**DIRECTIONS:** Only the pictures are omitted; repeat all other data exactly.

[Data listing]
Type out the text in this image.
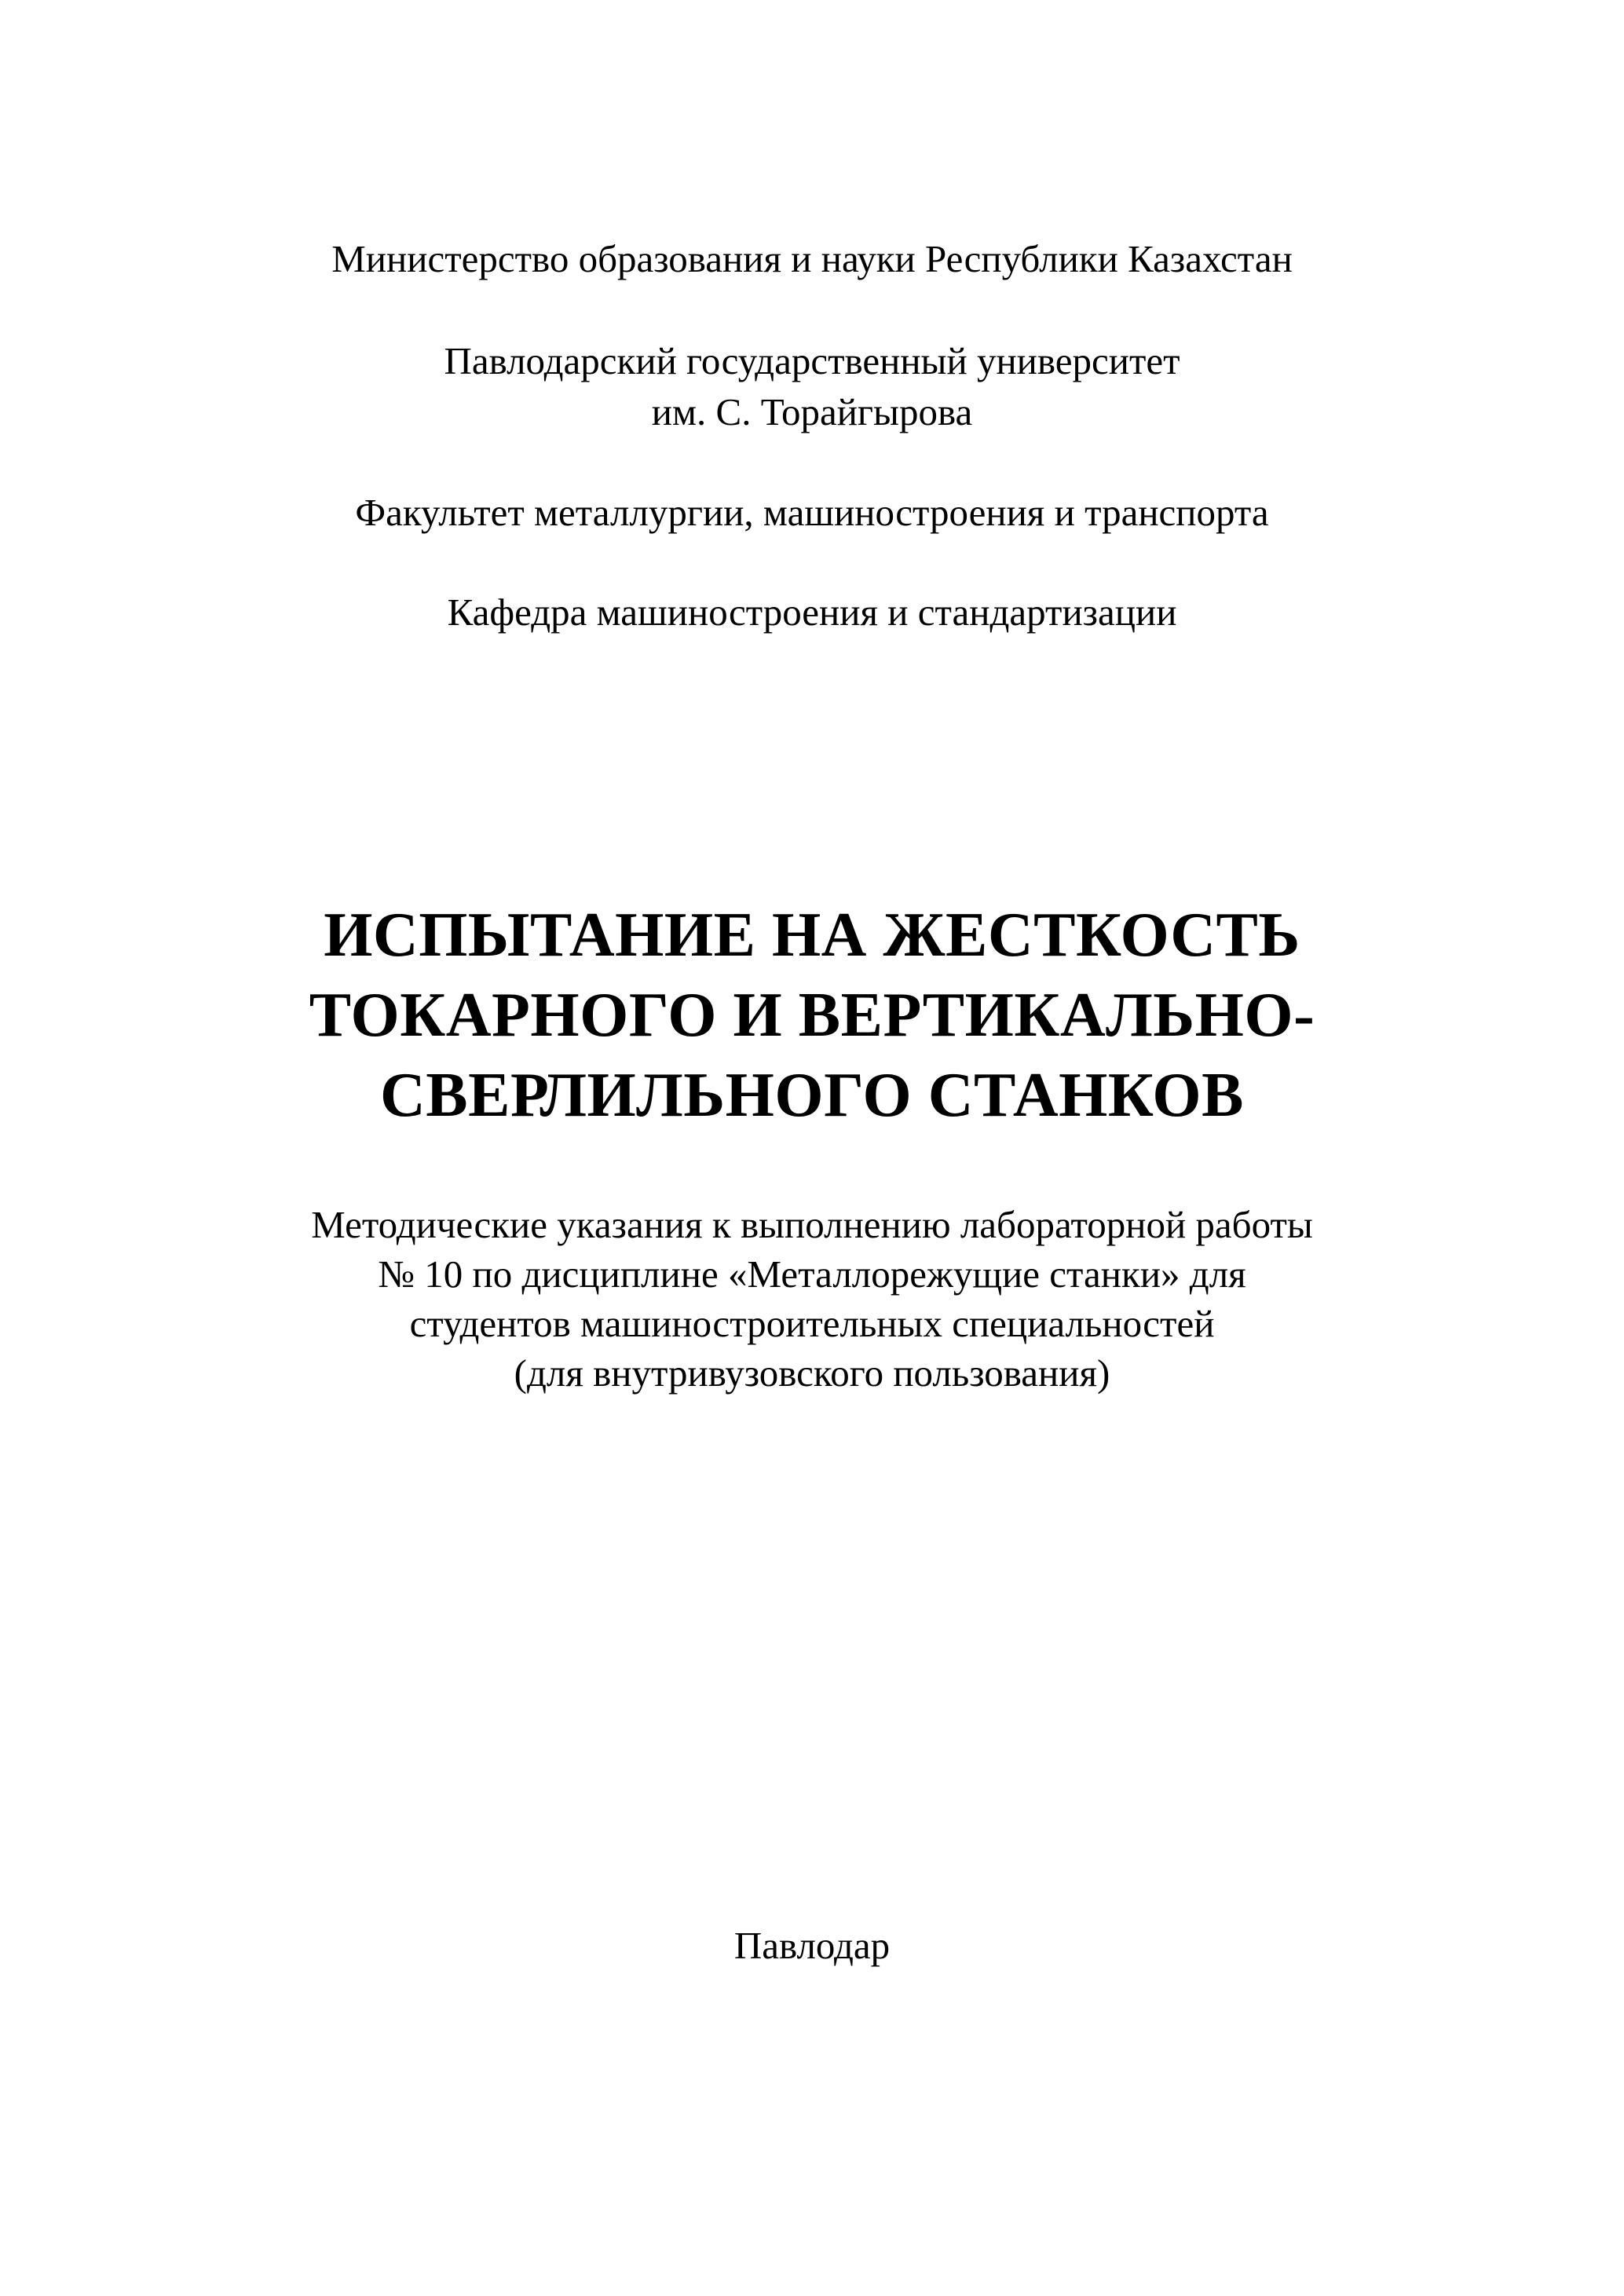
Министерство образования и науки Республики Казахстан
Павлодарский государственный университет
им. С. Торайгырова
Факультет металлургии, машиностроения и транспорта
Кафедра машиностроения и стандартизации
ИСПЫТАНИЕ НА ЖЕСТКОСТЬ
ТОКАРНОГО И ВЕРТИКАЛЬНО-
СВЕРЛИЛЬНОГО СТАНКОВ
Методические указания к выполнению лабораторной работы
№ 10 по дисциплине «Металлорежущие станки» для
студентов машиностроительных специальностей
(для внутривузовского пользования)
Павлодар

**SOLUTION TO THIS PROBLEM:**
Type out the text in this image.
Министерство образования и науки Республики Казахстан
Павлодарский государственный университет
им. С. Торайгырова
Факультет металлургии, машиностроения и транспорта
Кафедра машиностроения и стандартизации
ИСПЫТАНИЕ НА ЖЕСТКОСТЬ
ТОКАРНОГО И ВЕРТИКАЛЬНО-
СВЕРЛИЛЬНОГО СТАНКОВ
Методические указания к выполнению лабораторной работы
№ 10 по дисциплине «Металлорежущие станки» для
студентов машиностроительных специальностей
(для внутривузовского пользования)
Павлодар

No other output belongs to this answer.